■ What the task requires
For each line in the data below that has the word "name", copy that line.
╭─ Supplied records
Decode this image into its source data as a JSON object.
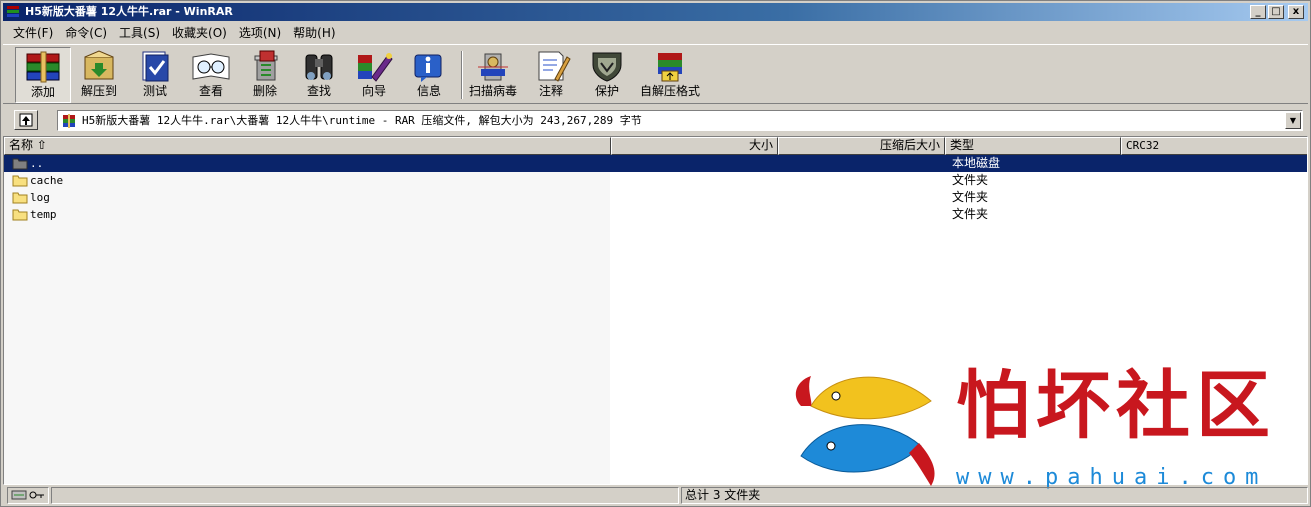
{
  "window": {
    "title": "H5新版大番薯 12人牛牛.rar - WinRAR",
    "buttons": [
      "_",
      "□",
      "x"
    ]
  },
  "menu": [
    "文件(F)",
    "命令(C)",
    "工具(S)",
    "收藏夹(O)",
    "选项(N)",
    "帮助(H)"
  ],
  "toolbar": [
    {
      "label": "添加",
      "icon": "add-icon"
    },
    {
      "label": "解压到",
      "icon": "extract-icon"
    },
    {
      "label": "测试",
      "icon": "test-icon"
    },
    {
      "label": "查看",
      "icon": "view-icon"
    },
    {
      "label": "删除",
      "icon": "delete-icon"
    },
    {
      "label": "查找",
      "icon": "find-icon"
    },
    {
      "label": "向导",
      "icon": "wizard-icon"
    },
    {
      "label": "信息",
      "icon": "info-icon"
    },
    {
      "label": "扫描病毒",
      "icon": "scan-virus-icon"
    },
    {
      "label": "注释",
      "icon": "comment-icon"
    },
    {
      "label": "保护",
      "icon": "protect-icon"
    },
    {
      "label": "自解压格式",
      "icon": "sfx-icon"
    }
  ],
  "address": {
    "path": "H5新版大番薯 12人牛牛.rar\\大番薯 12人牛牛\\runtime - RAR 压缩文件, 解包大小为 243,267,289 字节"
  },
  "columns": {
    "name": "名称 ⇧",
    "size": "大小",
    "packed": "压缩后大小",
    "type": "类型",
    "crc": "CRC32"
  },
  "files": [
    {
      "name": "..",
      "type": "本地磁盘",
      "selected": true
    },
    {
      "name": "cache",
      "type": "文件夹",
      "selected": false
    },
    {
      "name": "log",
      "type": "文件夹",
      "selected": false
    },
    {
      "name": "temp",
      "type": "文件夹",
      "selected": false
    }
  ],
  "status": {
    "summary": "总计 3 文件夹"
  },
  "watermark": {
    "text": "怕坏社区",
    "url": "www.pahuai.com"
  },
  "colors": {
    "selection": "#0a246a",
    "title_start": "#0a246a",
    "watermark_red": "#c8171e",
    "watermark_blue": "#1d8ad8"
  }
}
╰─
■ Task result
    "name": "名称 ⇧",
      "name": "..",
      "name": "cache",
      "name": "log",
      "name": "temp",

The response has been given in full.